▸ CONSIGNE 1: D'après l'extrait sur le syndrome de Goldenhar, pourquoi l'équipe conclut-elle que l'anomalie doit toucher les deux exemplaires du gène FOXI3 pour que la maladie se développe ? Répondez en une à trois phrases.
▸ CONSIGNE 2: Veuillez recopier le passage de l'extrait sur le syndrome de Goldenhar compris entre « Un gène qui » et « ChildCare à Genève. », ces deux passages inclus.
═════ EXTRAIT
Ce syndrome survient en raison de mutations qui apparaissent au cours du développement fœtal. Ces mutations apparaissent-elle de manière spontanée ou y-a-t-il une forme héréditaire de la maladie? Le mode de transmission comme les mécanismes moléculaires impliqués sont encore mal connus. Grâce à de récents travaux, une équipe conjointe de l’UNIGE et de l’Université Beihang, en Chine, apporte de nouveaux éléments pour la compréhension du syndrome. Elle a identifié un gène - FOXI3 – dont les variants pathogènes sont impliqués dans l’une des formes de la maladie.


Un gène qui construit l’oreille

«À l’origine, FOXI3 est responsable du développement de l’oreille. C’est un gène architecte: il produit une protéine qui joue le rôle de facteur de transcription. En d’autres termes, il contrôle l’expression d’autres gènes pour démarrer la construction de l’oreille», explique Stylianos Antonarakis, professeur honoraire de la Faculté de médecine de l’UNIGE et co-dernier auteur de cette étude financée par la fondation ChildCare à Genève.


Pour déterminer le rôle de FOXI3, les scientifiques sont parti-es des profils génétiques d’une famille pakistanaise fortement consanguine, impliquée dans un projet plus large de recherche sur les maladies rares. Au sein de cette famille, deux frères sont atteints du syndrome mais pas leurs parents, ni les quatre autres membres de la fratrie. Les deux patients présentent des mutations pathogènes dans les deux copies du gène FOXI3, alors que plusieurs autres membres de cette famille, qui ne souffrent pas du syndrome de Goldenhar, présentent une mutation dans une seule copie du gène.


«Cette première analyse nous a permis de confirmer qu’avec FOXI3 l’anomalie doit toucher les deux exemplaires du gène, chacun hérité d’un parent, pour qu’une forme de la maladie se développe», explique Stylianos Antonarakis. On parle alors de transmission autosomique récessive.
══════════
═════ DONNÉES
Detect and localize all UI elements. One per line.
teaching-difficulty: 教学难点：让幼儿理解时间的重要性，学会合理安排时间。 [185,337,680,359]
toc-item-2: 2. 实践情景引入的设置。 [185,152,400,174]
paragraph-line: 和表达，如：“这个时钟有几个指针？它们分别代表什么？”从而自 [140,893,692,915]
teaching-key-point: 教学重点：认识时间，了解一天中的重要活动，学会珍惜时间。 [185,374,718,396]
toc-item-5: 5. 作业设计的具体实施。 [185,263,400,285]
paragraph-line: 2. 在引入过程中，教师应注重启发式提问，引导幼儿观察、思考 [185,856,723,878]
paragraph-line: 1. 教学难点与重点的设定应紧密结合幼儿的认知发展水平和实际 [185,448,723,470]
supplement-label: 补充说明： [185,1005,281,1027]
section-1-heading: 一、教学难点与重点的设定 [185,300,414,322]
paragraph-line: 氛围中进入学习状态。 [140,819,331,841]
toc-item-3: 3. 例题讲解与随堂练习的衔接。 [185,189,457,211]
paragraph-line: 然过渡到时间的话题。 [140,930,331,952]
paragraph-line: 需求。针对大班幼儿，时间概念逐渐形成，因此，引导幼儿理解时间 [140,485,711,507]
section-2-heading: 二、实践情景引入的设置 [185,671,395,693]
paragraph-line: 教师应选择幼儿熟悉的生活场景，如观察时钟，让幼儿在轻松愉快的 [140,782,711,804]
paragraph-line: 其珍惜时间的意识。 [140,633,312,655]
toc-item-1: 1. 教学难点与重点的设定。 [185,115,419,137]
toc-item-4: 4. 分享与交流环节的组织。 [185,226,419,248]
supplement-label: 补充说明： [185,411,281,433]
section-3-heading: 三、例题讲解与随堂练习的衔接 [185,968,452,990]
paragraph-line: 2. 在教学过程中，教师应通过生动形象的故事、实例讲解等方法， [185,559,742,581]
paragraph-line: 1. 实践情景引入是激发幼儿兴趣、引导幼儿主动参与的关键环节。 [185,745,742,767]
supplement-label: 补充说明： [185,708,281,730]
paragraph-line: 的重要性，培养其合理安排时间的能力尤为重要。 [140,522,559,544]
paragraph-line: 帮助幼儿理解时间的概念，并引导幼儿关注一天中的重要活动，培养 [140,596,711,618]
══════════
▸ RÉPONSE 1: Les deux frères atteints du syndrome présentent des mutations pathogènes dans les deux copies du gène FOXI3. Plusieurs autres membres de la famille, qui ne souffrent pas du syndrome, n'en portent une que dans une seule copie. Cette comparaison a permis de confirmer une transmission autosomique récessive.

▸ RÉPONSE 2:
Un gène qui construit l’oreille

«À l’origine, FOXI3 est responsable du développement de l’oreille. C’est un gène architecte: il produit une protéine qui joue le rôle de facteur de transcription. En d’autres termes, il contrôle l’expression d’autres gènes pour démarrer la construction de l’oreille», explique Stylianos Antonarakis, professeur honoraire de la Faculté de médecine de l’UNIGE et co-dernier auteur de cette étude financée par la fondation ChildCare à Genève.